• _STATED TASK_: Copy the following data word for word, beginning at the line that contains "tweet-text: 🚨 🚨" and ending after the line that contains "heart-icon <box>367 889 387 907</box>".

==== DATA FOR THIS EXERCISE ====

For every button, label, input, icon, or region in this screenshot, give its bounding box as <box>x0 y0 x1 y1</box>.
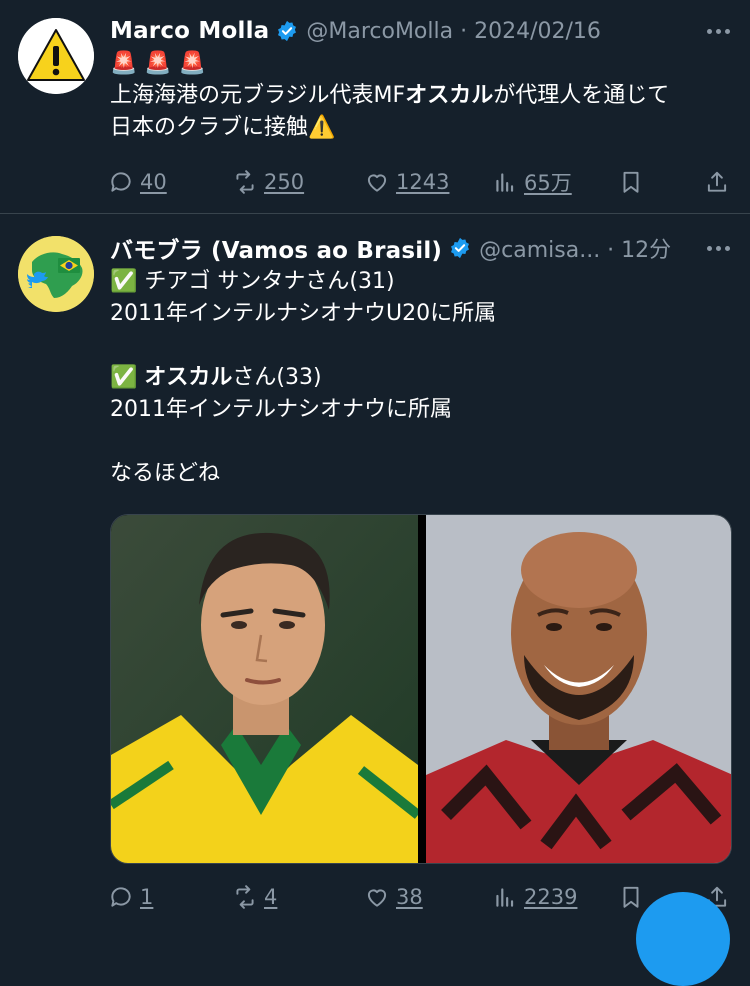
tweet-text: 🚨 🚨 🚨 上海海港の元ブラジル代表MFオスカルが代理人を通じて 日本のクラブに… <box>110 48 732 144</box>
heart-icon <box>367 174 387 192</box>
retweet-button[interactable]: 250 <box>232 164 304 200</box>
warning-sign-icon <box>18 18 94 94</box>
reply-count: 40 <box>140 170 167 194</box>
reply-icon <box>111 887 131 907</box>
tweet-text-line: 2011年インテルナシオナウに所属 <box>110 397 452 422</box>
verified-badge-icon <box>451 237 470 259</box>
tweet-text-segment: さん(33) <box>232 365 322 390</box>
tweet-media[interactable] <box>110 514 732 864</box>
view-count: 2239 <box>524 885 578 909</box>
tweet-text: ✅ チアゴ サンタナさん(31) 2011年インテルナシオナウU20に所属 ✅ … <box>110 266 732 490</box>
check-mark-emoji: ✅ <box>110 365 145 390</box>
tweet-text-bold: オスカル <box>405 83 494 108</box>
view-count: 65万 <box>524 171 572 195</box>
author-handle-and-time[interactable]: @camisa... · 12分 <box>479 232 671 264</box>
bar-chart-icon <box>496 888 514 907</box>
share-icon <box>707 171 727 192</box>
author-name[interactable]: バモブラ (Vamos ao Brasil) <box>110 231 442 265</box>
tweet-header: バモブラ (Vamos ao Brasil) @camisa... · 12分 <box>110 231 730 265</box>
like-button[interactable]: 38 <box>364 879 423 915</box>
heart-icon <box>367 889 387 907</box>
tweet-text-line: 日本のクラブに接触⚠️ <box>110 115 336 140</box>
retweet-count: 250 <box>264 170 305 194</box>
tweet-text-line: ✅ チアゴ サンタナさん(31) <box>110 269 395 294</box>
views-button[interactable]: 2239 <box>492 879 577 915</box>
tweet-text-segment: 上海海港の元ブラジル代表MF <box>110 83 406 108</box>
retweet-icon <box>236 170 254 194</box>
retweet-icon <box>236 885 254 909</box>
compose-tweet-button[interactable] <box>636 892 730 986</box>
retweet-count: 4 <box>264 885 278 909</box>
reply-count: 1 <box>140 885 154 909</box>
verified-badge-icon <box>278 20 297 42</box>
like-button[interactable]: 1243 <box>364 164 449 200</box>
bookmark-icon <box>623 171 639 193</box>
tweet-header: Marco Molla @MarcoMolla · 2024/02/16 <box>110 14 730 48</box>
reply-button[interactable]: 40 <box>108 164 167 200</box>
reply-icon <box>111 172 131 192</box>
tweet-actions: 1 4 38 2239 <box>108 879 736 915</box>
share-button[interactable] <box>704 164 736 200</box>
tweet-1[interactable]: Marco Molla @MarcoMolla · 2024/02/16 🚨 🚨… <box>0 0 750 214</box>
tweet-text-segment: が代理人を通じて <box>493 83 670 108</box>
author-handle-and-date[interactable]: @MarcoMolla · 2024/02/16 <box>306 19 601 44</box>
tweet-text-line: 2011年インテルナシオナウU20に所属 <box>110 301 497 326</box>
bookmark-button[interactable] <box>618 164 650 200</box>
tweet-text-bold: オスカル <box>144 365 233 390</box>
retweet-button[interactable]: 4 <box>232 879 277 915</box>
author-name[interactable]: Marco Molla <box>110 18 269 44</box>
player-photo-left[interactable] <box>111 515 418 864</box>
like-count: 1243 <box>396 170 450 194</box>
like-count: 38 <box>396 885 423 909</box>
brazil-map-twitter-bird-icon <box>18 236 94 312</box>
views-button[interactable]: 65万 <box>492 164 572 200</box>
tweet-text-line: なるほどね <box>110 461 221 486</box>
bar-chart-icon <box>496 173 514 192</box>
avatar[interactable] <box>18 236 94 312</box>
player-photo-right[interactable] <box>426 515 732 864</box>
tweet-2[interactable]: バモブラ (Vamos ao Brasil) @camisa... · 12分 … <box>0 214 750 926</box>
avatar[interactable] <box>18 18 94 94</box>
more-options-icon[interactable] <box>707 231 730 265</box>
bookmark-icon <box>623 886 639 908</box>
tweet-actions: 40 250 1243 65万 <box>108 164 736 200</box>
reply-button[interactable]: 1 <box>108 879 153 915</box>
siren-emojis: 🚨 🚨 🚨 <box>110 51 207 76</box>
more-options-icon[interactable] <box>707 14 730 48</box>
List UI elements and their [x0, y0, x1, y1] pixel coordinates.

====

• _FINISHED EXERCISE_:
tweet-text: 🚨 🚨 🚨 上海海港の元ブラジル代表MFオスカルが代理人を通じて 日本のクラブに… <box>110 48 732 144</box>
heart-icon <box>367 174 387 192</box>
retweet-button[interactable]: 250 <box>232 164 304 200</box>
warning-sign-icon <box>18 18 94 94</box>
reply-count: 40 <box>140 170 167 194</box>
reply-icon <box>111 887 131 907</box>
tweet-text-line: 2011年インテルナシオナウに所属 <box>110 397 452 422</box>
verified-badge-icon <box>451 237 470 259</box>
tweet-text-segment: さん(33) <box>232 365 322 390</box>
tweet-media[interactable] <box>110 514 732 864</box>
view-count: 2239 <box>524 885 578 909</box>
tweet-text: ✅ チアゴ サンタナさん(31) 2011年インテルナシオナウU20に所属 ✅ … <box>110 266 732 490</box>
check-mark-emoji: ✅ <box>110 365 145 390</box>
tweet-text-bold: オスカル <box>405 83 494 108</box>
view-count: 65万 <box>524 171 572 195</box>
author-handle-and-time[interactable]: @camisa... · 12分 <box>479 232 671 264</box>
bar-chart-icon <box>496 888 514 907</box>
share-icon <box>707 171 727 192</box>
author-name[interactable]: バモブラ (Vamos ao Brasil) <box>110 231 442 265</box>
tweet-header: バモブラ (Vamos ao Brasil) @camisa... · 12分 <box>110 231 730 265</box>
like-button[interactable]: 38 <box>364 879 423 915</box>
heart-icon <box>367 889 387 907</box>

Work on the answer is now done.